Work to complete — Write the records below out in full, character for character, with no pictures.

'''

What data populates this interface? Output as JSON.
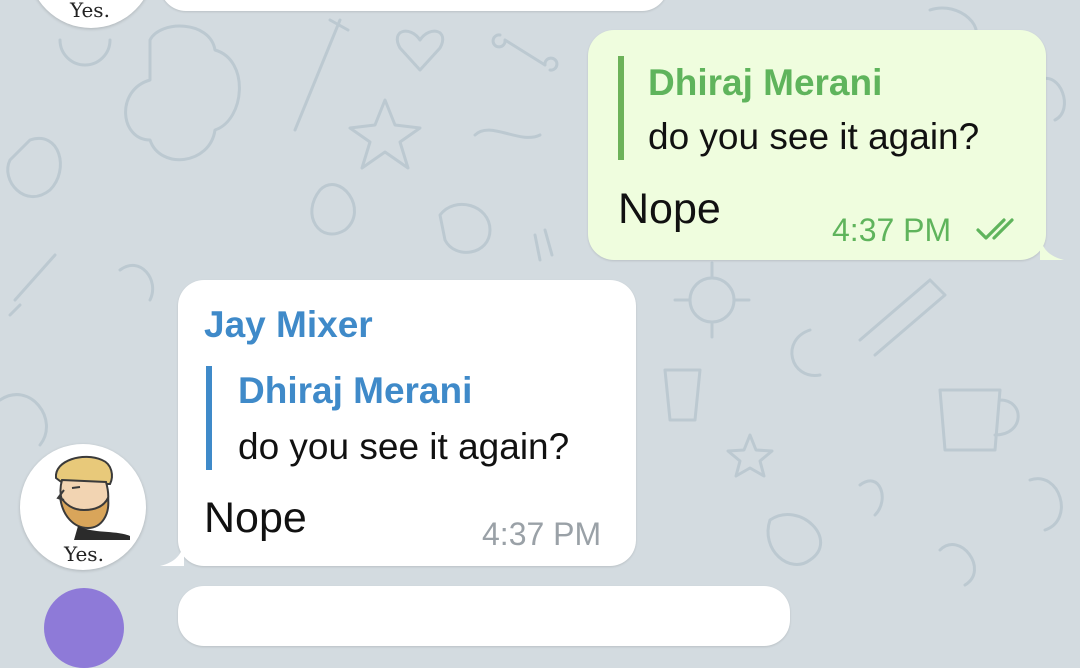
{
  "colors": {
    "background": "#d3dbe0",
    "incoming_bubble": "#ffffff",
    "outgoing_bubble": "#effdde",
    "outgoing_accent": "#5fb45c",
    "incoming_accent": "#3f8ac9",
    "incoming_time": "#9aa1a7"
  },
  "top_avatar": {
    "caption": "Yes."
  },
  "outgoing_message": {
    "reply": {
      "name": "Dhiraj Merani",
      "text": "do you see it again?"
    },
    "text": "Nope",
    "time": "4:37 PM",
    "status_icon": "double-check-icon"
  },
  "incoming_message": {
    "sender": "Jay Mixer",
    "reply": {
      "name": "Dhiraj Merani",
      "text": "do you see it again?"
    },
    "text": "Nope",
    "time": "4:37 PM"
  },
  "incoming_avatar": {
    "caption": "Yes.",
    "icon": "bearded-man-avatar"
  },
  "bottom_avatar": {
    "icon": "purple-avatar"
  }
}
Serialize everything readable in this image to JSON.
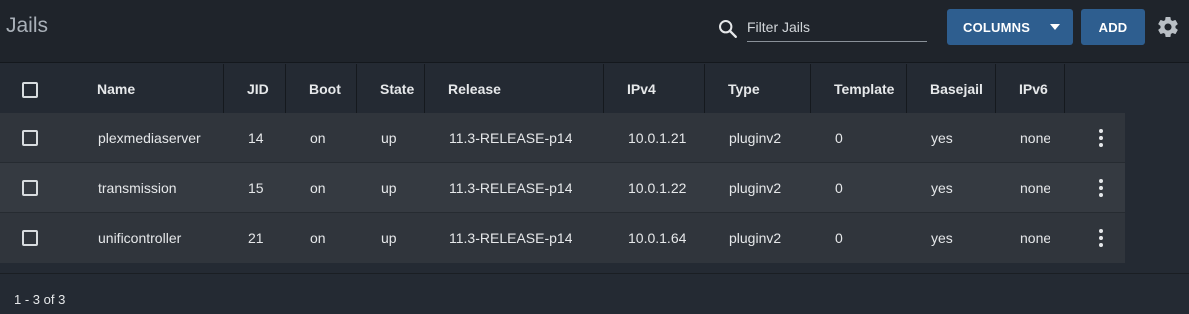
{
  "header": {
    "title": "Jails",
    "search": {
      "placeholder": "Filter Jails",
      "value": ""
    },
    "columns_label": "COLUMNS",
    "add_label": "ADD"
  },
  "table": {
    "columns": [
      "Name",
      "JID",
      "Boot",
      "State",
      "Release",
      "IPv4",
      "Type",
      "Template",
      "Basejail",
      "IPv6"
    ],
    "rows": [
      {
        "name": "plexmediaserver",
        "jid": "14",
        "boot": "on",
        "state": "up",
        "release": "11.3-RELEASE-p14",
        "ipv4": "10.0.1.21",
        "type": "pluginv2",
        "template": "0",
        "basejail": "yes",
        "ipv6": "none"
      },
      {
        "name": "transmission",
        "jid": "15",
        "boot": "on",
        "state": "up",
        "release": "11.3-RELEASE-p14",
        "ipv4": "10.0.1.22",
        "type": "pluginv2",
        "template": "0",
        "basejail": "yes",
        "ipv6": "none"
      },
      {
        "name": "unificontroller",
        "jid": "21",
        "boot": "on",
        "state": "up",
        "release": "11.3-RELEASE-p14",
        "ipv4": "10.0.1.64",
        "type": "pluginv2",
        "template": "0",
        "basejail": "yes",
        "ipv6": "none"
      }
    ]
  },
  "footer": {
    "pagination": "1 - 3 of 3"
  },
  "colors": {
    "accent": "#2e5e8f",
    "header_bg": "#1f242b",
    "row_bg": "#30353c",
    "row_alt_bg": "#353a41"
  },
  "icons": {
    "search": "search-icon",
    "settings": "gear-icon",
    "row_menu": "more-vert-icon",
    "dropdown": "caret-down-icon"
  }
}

'''

Result for this task —
What data populates this interface? Output as JSON.
{
  "colors": {
    "background": "#d3dbe0",
    "incoming_bubble": "#ffffff",
    "outgoing_bubble": "#effdde",
    "outgoing_accent": "#5fb45c",
    "incoming_accent": "#3f8ac9",
    "incoming_time": "#9aa1a7"
  },
  "top_avatar": {
    "caption": "Yes."
  },
  "outgoing_message": {
    "reply": {
      "name": "Dhiraj Merani",
      "text": "do you see it again?"
    },
    "text": "Nope",
    "time": "4:37 PM",
    "status_icon": "double-check-icon"
  },
  "incoming_message": {
    "sender": "Jay Mixer",
    "reply": {
      "name": "Dhiraj Merani",
      "text": "do you see it again?"
    },
    "text": "Nope",
    "time": "4:37 PM"
  },
  "incoming_avatar": {
    "caption": "Yes.",
    "icon": "bearded-man-avatar"
  },
  "bottom_avatar": {
    "icon": "purple-avatar"
  }
}
Serialize everything readable in this image to JSON.
{
  "header": {
    "title": "Jails",
    "search": {
      "placeholder": "Filter Jails",
      "value": ""
    },
    "columns_label": "COLUMNS",
    "add_label": "ADD"
  },
  "table": {
    "columns": [
      "Name",
      "JID",
      "Boot",
      "State",
      "Release",
      "IPv4",
      "Type",
      "Template",
      "Basejail",
      "IPv6"
    ],
    "rows": [
      {
        "name": "plexmediaserver",
        "jid": "14",
        "boot": "on",
        "state": "up",
        "release": "11.3-RELEASE-p14",
        "ipv4": "10.0.1.21",
        "type": "pluginv2",
        "template": "0",
        "basejail": "yes",
        "ipv6": "none"
      },
      {
        "name": "transmission",
        "jid": "15",
        "boot": "on",
        "state": "up",
        "release": "11.3-RELEASE-p14",
        "ipv4": "10.0.1.22",
        "type": "pluginv2",
        "template": "0",
        "basejail": "yes",
        "ipv6": "none"
      },
      {
        "name": "unificontroller",
        "jid": "21",
        "boot": "on",
        "state": "up",
        "release": "11.3-RELEASE-p14",
        "ipv4": "10.0.1.64",
        "type": "pluginv2",
        "template": "0",
        "basejail": "yes",
        "ipv6": "none"
      }
    ]
  },
  "footer": {
    "pagination": "1 - 3 of 3"
  },
  "colors": {
    "accent": "#2e5e8f",
    "header_bg": "#1f242b",
    "row_bg": "#30353c",
    "row_alt_bg": "#353a41"
  },
  "icons": {
    "search": "search-icon",
    "settings": "gear-icon",
    "row_menu": "more-vert-icon",
    "dropdown": "caret-down-icon"
  }
}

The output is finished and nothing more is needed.